PROMPT ->
Extract and list every line that contains the word "date".

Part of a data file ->
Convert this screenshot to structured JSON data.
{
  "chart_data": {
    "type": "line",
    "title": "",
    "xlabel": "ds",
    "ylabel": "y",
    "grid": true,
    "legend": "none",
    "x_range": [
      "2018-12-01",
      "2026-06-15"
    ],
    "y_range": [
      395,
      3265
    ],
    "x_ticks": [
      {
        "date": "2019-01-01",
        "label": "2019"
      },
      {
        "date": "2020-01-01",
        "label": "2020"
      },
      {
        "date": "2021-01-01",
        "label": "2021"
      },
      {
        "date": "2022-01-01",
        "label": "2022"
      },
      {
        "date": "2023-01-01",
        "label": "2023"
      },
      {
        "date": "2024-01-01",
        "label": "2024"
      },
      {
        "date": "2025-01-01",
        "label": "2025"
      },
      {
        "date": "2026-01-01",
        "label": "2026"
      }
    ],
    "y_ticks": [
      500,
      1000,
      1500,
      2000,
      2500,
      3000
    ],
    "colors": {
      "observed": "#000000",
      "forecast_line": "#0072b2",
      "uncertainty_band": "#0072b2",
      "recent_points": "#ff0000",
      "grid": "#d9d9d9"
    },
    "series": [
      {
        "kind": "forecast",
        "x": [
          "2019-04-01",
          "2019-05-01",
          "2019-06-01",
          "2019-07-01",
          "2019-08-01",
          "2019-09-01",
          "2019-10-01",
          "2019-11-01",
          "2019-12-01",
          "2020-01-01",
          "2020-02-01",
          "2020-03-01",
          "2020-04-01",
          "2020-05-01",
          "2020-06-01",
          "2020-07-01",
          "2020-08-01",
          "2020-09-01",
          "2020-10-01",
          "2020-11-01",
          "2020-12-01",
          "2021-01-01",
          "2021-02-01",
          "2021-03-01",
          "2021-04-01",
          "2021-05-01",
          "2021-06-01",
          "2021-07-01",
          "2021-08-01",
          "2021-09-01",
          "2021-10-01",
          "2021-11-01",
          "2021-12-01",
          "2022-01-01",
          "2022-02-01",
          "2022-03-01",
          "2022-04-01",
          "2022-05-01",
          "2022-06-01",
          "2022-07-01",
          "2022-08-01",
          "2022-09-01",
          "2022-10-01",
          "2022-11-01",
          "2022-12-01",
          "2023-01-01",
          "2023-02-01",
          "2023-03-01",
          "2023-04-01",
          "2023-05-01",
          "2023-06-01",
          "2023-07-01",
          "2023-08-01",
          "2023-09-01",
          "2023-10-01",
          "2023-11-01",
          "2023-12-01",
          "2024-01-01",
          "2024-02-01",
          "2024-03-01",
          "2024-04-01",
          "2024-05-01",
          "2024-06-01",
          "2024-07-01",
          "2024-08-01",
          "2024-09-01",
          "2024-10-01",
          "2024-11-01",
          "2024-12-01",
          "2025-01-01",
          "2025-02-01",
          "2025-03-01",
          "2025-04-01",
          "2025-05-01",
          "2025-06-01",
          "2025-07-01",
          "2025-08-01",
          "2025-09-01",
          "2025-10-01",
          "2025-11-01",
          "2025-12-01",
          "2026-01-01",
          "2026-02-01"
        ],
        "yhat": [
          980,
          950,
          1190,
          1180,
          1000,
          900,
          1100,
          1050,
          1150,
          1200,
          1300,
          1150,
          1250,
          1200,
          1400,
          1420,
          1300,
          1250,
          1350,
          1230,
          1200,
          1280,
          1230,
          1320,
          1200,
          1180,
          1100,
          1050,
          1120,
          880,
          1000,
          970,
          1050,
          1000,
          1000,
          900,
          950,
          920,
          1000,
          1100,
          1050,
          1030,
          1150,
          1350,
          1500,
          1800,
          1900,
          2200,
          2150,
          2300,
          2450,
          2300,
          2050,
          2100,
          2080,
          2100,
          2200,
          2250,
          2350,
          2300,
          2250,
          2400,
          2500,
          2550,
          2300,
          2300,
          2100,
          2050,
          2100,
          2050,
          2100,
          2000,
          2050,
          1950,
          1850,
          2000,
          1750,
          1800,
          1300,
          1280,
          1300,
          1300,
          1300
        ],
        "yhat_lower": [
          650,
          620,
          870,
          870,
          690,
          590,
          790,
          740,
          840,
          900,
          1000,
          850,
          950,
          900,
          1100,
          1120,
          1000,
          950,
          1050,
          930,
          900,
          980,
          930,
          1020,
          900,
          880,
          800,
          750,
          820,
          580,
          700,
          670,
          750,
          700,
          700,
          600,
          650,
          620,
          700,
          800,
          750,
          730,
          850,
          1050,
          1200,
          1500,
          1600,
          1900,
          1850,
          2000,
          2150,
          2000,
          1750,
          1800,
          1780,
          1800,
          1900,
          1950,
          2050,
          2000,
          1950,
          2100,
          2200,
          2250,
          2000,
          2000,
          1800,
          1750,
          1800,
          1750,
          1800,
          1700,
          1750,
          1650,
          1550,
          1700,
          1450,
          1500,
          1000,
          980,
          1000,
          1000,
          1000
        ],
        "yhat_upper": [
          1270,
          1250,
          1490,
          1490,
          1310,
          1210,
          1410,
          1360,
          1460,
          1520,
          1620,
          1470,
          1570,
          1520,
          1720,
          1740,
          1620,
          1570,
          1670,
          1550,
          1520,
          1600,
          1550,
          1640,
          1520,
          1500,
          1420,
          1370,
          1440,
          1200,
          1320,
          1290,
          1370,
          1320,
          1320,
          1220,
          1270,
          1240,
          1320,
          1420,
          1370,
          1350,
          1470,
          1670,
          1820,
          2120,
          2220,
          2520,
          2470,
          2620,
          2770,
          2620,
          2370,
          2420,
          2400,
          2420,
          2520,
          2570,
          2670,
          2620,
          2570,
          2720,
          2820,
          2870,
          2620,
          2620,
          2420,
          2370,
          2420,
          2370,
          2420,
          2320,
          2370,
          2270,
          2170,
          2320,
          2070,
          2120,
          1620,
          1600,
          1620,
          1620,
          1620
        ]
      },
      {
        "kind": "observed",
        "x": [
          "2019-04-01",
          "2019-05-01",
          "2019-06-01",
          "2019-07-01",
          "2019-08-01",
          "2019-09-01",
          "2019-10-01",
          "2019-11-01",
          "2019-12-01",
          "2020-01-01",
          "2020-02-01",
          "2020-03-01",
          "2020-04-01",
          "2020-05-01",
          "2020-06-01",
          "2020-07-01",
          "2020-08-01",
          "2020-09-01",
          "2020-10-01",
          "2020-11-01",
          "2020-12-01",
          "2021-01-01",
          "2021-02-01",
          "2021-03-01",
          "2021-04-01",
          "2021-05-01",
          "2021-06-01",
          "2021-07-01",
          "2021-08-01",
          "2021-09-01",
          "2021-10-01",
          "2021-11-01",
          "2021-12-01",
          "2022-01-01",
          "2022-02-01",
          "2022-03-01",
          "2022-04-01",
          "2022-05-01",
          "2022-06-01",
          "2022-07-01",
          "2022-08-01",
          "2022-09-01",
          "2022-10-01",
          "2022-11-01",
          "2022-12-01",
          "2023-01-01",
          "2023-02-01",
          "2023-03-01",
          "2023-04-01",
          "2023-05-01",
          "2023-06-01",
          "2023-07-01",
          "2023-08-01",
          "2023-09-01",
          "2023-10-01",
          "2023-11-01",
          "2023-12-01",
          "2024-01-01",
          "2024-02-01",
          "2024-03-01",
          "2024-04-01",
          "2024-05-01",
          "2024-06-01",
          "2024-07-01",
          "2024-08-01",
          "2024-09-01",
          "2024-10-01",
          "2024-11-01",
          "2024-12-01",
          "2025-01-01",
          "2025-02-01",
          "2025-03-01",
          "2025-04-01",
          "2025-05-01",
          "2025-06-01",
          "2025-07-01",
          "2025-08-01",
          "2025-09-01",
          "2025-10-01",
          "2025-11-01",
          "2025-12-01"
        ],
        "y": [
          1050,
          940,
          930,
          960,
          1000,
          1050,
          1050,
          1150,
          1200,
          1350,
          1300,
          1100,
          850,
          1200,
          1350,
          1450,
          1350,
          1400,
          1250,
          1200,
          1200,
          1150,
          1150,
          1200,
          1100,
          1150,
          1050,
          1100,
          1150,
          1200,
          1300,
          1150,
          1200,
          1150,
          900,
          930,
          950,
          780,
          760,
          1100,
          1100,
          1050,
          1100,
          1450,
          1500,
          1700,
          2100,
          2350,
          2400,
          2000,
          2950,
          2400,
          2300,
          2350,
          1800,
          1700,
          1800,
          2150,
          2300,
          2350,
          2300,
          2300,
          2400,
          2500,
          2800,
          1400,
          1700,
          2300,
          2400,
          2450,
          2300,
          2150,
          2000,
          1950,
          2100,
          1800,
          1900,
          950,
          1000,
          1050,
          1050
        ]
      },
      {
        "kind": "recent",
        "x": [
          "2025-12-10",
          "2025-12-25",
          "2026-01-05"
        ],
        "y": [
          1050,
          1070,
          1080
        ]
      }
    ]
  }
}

EXERCISE RESPONSE ->
        "date": "2019-01-01",
        "date": "2020-01-01",
        "date": "2021-01-01",
        "date": "2022-01-01",
        "date": "2023-01-01",
        "date": "2024-01-01",
        "date": "2025-01-01",
        "date": "2026-01-01",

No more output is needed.